Stored data
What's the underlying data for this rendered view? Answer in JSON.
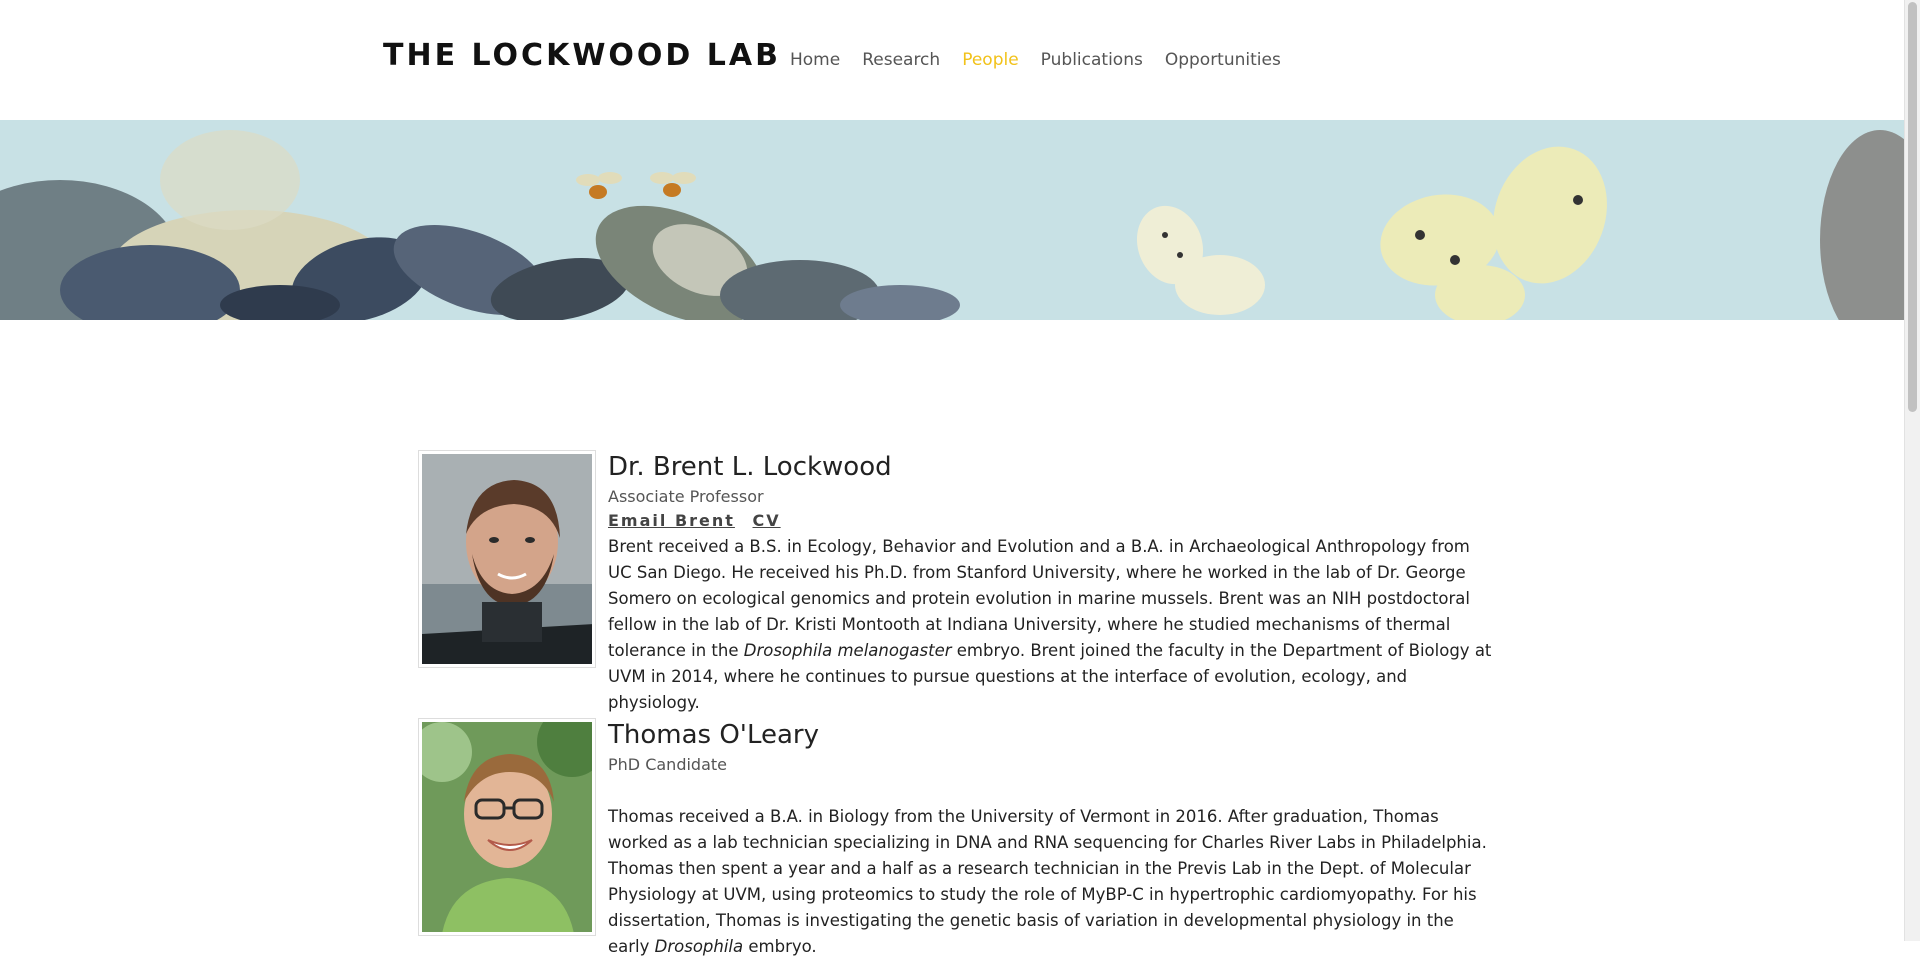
{
  "header": {
    "logo": "THE LOCKWOOD LAB",
    "nav": [
      "Home",
      "Research",
      "People",
      "Publications",
      "Opportunities"
    ],
    "active_nav": "People",
    "accent_color": "#f2c21a"
  },
  "people": [
    {
      "name": "Dr. Brent L. Lockwood",
      "title": "Associate Professor",
      "email_label": "Email Brent",
      "cv_label": "CV",
      "bio_part1": "Brent received a B.S. in Ecology, Behavior and Evolution and a B.A. in Archaeological Anthropology from UC San Diego. He received his Ph.D. from Stanford University, where he worked in the lab of Dr. George Somero on ecological genomics and protein evolution in marine mussels. Brent was an NIH postdoctoral fellow in the lab of Dr. Kristi Montooth at Indiana University, where he studied mechanisms of thermal tolerance in the ",
      "bio_italic": "Drosophila melanogaster",
      "bio_part2": " embryo. Brent joined the faculty in the Department of Biology at UVM in 2014, where he continues to pursue questions at the interface of evolution, ecology, and physiology."
    },
    {
      "name": "Thomas O'Leary",
      "title": "PhD Candidate",
      "bio_part1": "Thomas received a B.A. in Biology from the University of Vermont in 2016. After graduation, Thomas worked as a lab technician specializing in DNA and RNA sequencing for Charles River Labs in Philadelphia. Thomas then spent a year and a half as a research technician in the Previs Lab in the Dept. of Molecular Physiology at UVM, using proteomics to study the role of MyBP-C in hypertrophic cardiomyopathy. For his dissertation, Thomas is investigating the genetic basis of variation in developmental physiology in the early ",
      "bio_italic": "Drosophila",
      "bio_part2": " embryo."
    }
  ]
}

Work request:
Copy each line above exactly. Images do not belong in the copy.

Finished exercise:
What's the underlying data for this rendered view? Answer in JSON.
{
  "header": {
    "logo": "THE LOCKWOOD LAB",
    "nav": [
      "Home",
      "Research",
      "People",
      "Publications",
      "Opportunities"
    ],
    "active_nav": "People",
    "accent_color": "#f2c21a"
  },
  "people": [
    {
      "name": "Dr. Brent L. Lockwood",
      "title": "Associate Professor",
      "email_label": "Email Brent",
      "cv_label": "CV",
      "bio_part1": "Brent received a B.S. in Ecology, Behavior and Evolution and a B.A. in Archaeological Anthropology from UC San Diego. He received his Ph.D. from Stanford University, where he worked in the lab of Dr. George Somero on ecological genomics and protein evolution in marine mussels. Brent was an NIH postdoctoral fellow in the lab of Dr. Kristi Montooth at Indiana University, where he studied mechanisms of thermal tolerance in the ",
      "bio_italic": "Drosophila melanogaster",
      "bio_part2": " embryo. Brent joined the faculty in the Department of Biology at UVM in 2014, where he continues to pursue questions at the interface of evolution, ecology, and physiology."
    },
    {
      "name": "Thomas O'Leary",
      "title": "PhD Candidate",
      "bio_part1": "Thomas received a B.A. in Biology from the University of Vermont in 2016. After graduation, Thomas worked as a lab technician specializing in DNA and RNA sequencing for Charles River Labs in Philadelphia. Thomas then spent a year and a half as a research technician in the Previs Lab in the Dept. of Molecular Physiology at UVM, using proteomics to study the role of MyBP-C in hypertrophic cardiomyopathy. For his dissertation, Thomas is investigating the genetic basis of variation in developmental physiology in the early ",
      "bio_italic": "Drosophila",
      "bio_part2": " embryo."
    }
  ]
}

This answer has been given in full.